- INSTRUCTIONS FOR THE TASK -
Give all of the lines again exactly as they read.

------------------------------------------------------------

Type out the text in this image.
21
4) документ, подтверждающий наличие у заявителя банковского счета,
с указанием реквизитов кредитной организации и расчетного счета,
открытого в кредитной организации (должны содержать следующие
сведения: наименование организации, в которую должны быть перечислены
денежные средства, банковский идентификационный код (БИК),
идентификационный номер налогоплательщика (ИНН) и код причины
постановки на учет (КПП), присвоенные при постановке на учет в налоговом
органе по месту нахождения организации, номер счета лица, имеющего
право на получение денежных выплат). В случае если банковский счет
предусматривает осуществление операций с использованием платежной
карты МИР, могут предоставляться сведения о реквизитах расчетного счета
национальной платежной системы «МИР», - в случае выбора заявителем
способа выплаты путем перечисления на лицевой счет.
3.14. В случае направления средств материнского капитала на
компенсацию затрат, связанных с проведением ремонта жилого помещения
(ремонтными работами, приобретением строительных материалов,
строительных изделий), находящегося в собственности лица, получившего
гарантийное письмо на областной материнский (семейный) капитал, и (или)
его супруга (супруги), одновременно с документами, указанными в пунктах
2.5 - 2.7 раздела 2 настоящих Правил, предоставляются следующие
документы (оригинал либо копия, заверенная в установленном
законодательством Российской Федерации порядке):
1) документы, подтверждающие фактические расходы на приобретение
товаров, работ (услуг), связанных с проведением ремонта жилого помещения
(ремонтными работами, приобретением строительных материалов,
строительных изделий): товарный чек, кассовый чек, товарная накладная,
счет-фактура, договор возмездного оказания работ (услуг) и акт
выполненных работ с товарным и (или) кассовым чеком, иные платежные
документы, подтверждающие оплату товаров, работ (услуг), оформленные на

------------------------------------------------------------

- COMPLETED EXERCISE -
Type out the text in this image.
21
4) документ, подтверждающий наличие у заявителя банковского счета,
с указанием реквизитов кредитной организации и расчетного счета,
открытого в кредитной организации (должны содержать следующие
сведения: наименование организации, в которую должны быть перечислены
денежные средства, банковский идентификационный код (БИК),
идентификационный номер налогоплательщика (ИНН) и код причины
постановки на учет (КПП), присвоенные при постановке на учет в налоговом
органе по месту нахождения организации, номер счета лица, имеющего
право на получение денежных выплат). В случае если банковский счет
предусматривает осуществление операций с использованием платежной
карты МИР, могут предоставляться сведения о реквизитах расчетного счета
национальной платежной системы «МИР», - в случае выбора заявителем
способа выплаты путем перечисления на лицевой счет.
3.14. В случае направления средств материнского капитала на
компенсацию затрат, связанных с проведением ремонта жилого помещения
(ремонтными работами, приобретением строительных материалов,
строительных изделий), находящегося в собственности лица, получившего
гарантийное письмо на областной материнский (семейный) капитал, и (или)
его супруга (супруги), одновременно с документами, указанными в пунктах
2.5 - 2.7 раздела 2 настоящих Правил, предоставляются следующие
документы (оригинал либо копия, заверенная в установленном
законодательством Российской Федерации порядке):
1) документы, подтверждающие фактические расходы на приобретение
товаров, работ (услуг), связанных с проведением ремонта жилого помещения
(ремонтными работами, приобретением строительных материалов,
строительных изделий): товарный чек, кассовый чек, товарная накладная,
счет-фактура, договор возмездного оказания работ (услуг) и акт
выполненных работ с товарным и (или) кассовым чеком, иные платежные
документы, подтверждающие оплату товаров, работ (услуг), оформленные на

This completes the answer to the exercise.